| Texte de l'exercice |
En Terre Aborigène avec François Giner
Rencontre avec un monde ancien
PEINTURES RUPESTRES DE KOTPELA CENRAL ARNHEM LAND AUSTRALIE
Présentation de François Giner et du camp Bodeidei
Eternel voyageur, François Giner, âgé de 64 ans a parcouru le monde entier. Il s’est installé dans les années 80, un peu par hasard, en plein cœur du bush australien en terre d’Arnhem situé à 350 km de Katherine. C’est dans ce territoire, grand comme l’Espagne, la France et l’Italie réunie, où vivent les Ngkalabon que François Giner a créé un camp appelé Bodeidei du nom d’une rivière.
Tombé amoureux de cette population aborigène, il se plait à dire : « ces gens ont vécu en autarcie pendant des dizaines de milliers d'années. Ils sont passés en 50 ans de la préhistoire à la télé ! Si je suis resté, c'est d'abord pour comprendre d'où nous venions».

| Série de consignes |
a. Relevez tous les noms de pays cités dans le texte sur François Giner.
b. Reproduisez le passage du texte sur François Giner qui va de « En Terre Aborigène » jusqu'à « nom d’une rivière. ».

| Informations |
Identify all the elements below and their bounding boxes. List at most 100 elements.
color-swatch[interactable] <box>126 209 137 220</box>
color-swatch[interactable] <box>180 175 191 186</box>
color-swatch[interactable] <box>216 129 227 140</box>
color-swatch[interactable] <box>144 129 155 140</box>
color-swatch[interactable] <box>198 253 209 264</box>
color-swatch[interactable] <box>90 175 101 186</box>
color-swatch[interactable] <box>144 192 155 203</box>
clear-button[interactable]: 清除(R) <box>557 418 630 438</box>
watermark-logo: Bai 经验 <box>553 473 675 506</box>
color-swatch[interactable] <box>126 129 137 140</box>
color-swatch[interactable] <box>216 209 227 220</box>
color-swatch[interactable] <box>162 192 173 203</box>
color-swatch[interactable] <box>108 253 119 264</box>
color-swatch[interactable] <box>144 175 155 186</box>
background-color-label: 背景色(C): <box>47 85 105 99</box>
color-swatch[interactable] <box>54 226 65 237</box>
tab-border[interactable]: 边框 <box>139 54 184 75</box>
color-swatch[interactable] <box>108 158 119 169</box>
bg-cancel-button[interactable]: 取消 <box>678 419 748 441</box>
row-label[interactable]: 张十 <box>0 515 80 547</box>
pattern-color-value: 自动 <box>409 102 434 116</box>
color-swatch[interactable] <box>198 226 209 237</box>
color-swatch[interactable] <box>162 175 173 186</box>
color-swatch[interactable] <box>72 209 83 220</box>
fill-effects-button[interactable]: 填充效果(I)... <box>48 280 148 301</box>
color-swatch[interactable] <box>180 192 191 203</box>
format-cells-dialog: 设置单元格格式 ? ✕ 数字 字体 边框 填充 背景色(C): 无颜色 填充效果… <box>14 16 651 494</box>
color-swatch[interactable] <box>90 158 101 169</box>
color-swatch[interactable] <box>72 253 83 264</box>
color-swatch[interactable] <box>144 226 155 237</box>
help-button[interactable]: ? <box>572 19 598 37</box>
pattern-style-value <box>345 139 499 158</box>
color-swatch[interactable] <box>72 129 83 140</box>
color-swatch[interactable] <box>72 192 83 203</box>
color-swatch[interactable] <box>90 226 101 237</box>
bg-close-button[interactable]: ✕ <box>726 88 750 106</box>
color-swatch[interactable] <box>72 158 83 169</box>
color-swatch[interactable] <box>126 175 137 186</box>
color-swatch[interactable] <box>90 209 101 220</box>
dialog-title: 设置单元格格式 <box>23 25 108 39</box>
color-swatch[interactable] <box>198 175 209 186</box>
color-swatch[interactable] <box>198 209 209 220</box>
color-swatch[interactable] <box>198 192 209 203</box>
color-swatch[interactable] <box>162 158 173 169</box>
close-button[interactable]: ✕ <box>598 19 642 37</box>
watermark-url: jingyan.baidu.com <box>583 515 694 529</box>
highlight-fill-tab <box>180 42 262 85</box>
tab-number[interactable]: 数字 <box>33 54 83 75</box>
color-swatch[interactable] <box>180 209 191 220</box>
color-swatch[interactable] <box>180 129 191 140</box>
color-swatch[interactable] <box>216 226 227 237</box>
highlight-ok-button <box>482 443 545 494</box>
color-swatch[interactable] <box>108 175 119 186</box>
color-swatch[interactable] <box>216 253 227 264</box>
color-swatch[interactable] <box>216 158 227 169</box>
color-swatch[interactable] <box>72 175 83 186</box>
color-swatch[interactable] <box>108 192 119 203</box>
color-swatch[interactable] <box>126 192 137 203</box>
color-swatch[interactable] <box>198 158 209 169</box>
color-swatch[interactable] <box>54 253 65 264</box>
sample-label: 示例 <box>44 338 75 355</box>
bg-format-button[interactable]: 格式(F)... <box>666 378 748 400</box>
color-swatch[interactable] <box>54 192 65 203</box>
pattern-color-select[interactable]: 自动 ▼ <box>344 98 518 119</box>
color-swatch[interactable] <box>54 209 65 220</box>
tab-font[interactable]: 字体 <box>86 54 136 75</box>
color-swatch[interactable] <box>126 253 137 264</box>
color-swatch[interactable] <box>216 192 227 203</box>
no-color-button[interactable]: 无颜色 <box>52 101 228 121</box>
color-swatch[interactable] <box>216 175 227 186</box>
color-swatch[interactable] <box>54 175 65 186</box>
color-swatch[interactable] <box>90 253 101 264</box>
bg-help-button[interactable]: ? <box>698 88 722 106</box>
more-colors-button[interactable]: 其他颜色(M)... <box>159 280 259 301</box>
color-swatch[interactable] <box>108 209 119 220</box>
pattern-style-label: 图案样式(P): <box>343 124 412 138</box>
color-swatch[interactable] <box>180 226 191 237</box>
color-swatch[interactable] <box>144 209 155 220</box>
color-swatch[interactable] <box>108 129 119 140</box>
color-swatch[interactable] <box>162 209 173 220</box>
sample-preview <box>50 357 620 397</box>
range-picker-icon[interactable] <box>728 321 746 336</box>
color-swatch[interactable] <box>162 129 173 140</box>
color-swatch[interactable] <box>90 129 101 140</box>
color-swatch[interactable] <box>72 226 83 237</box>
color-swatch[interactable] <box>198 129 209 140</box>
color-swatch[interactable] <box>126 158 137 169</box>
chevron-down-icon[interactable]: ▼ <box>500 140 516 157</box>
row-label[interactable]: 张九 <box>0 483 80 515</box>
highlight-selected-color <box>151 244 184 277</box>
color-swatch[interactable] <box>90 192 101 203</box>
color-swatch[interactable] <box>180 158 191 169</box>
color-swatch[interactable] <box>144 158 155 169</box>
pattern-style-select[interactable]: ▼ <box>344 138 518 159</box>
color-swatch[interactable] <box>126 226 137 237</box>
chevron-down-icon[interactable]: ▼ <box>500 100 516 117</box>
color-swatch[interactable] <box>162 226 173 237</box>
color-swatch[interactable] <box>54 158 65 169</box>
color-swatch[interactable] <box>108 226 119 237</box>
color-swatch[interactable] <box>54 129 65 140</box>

| Réponses données |
a. Australie, Espagne, France, Italie

b.
En Terre Aborigène avec François Giner
Rencontre avec un monde ancien
PEINTURES RUPESTRES DE KOTPELA CENRAL ARNHEM LAND AUSTRALIE
Présentation de François Giner et du camp Bodeidei
Eternel voyageur, François Giner, âgé de 64 ans a parcouru le monde entier. Il s’est installé dans les années 80, un peu par hasard, en plein cœur du bush australien en terre d’Arnhem situé à 350 km de Katherine. C’est dans ce territoire, grand comme l’Espagne, la France et l’Italie réunie, où vivent les Ngkalabon que François Giner a créé un camp appelé Bodeidei du nom d’une rivière.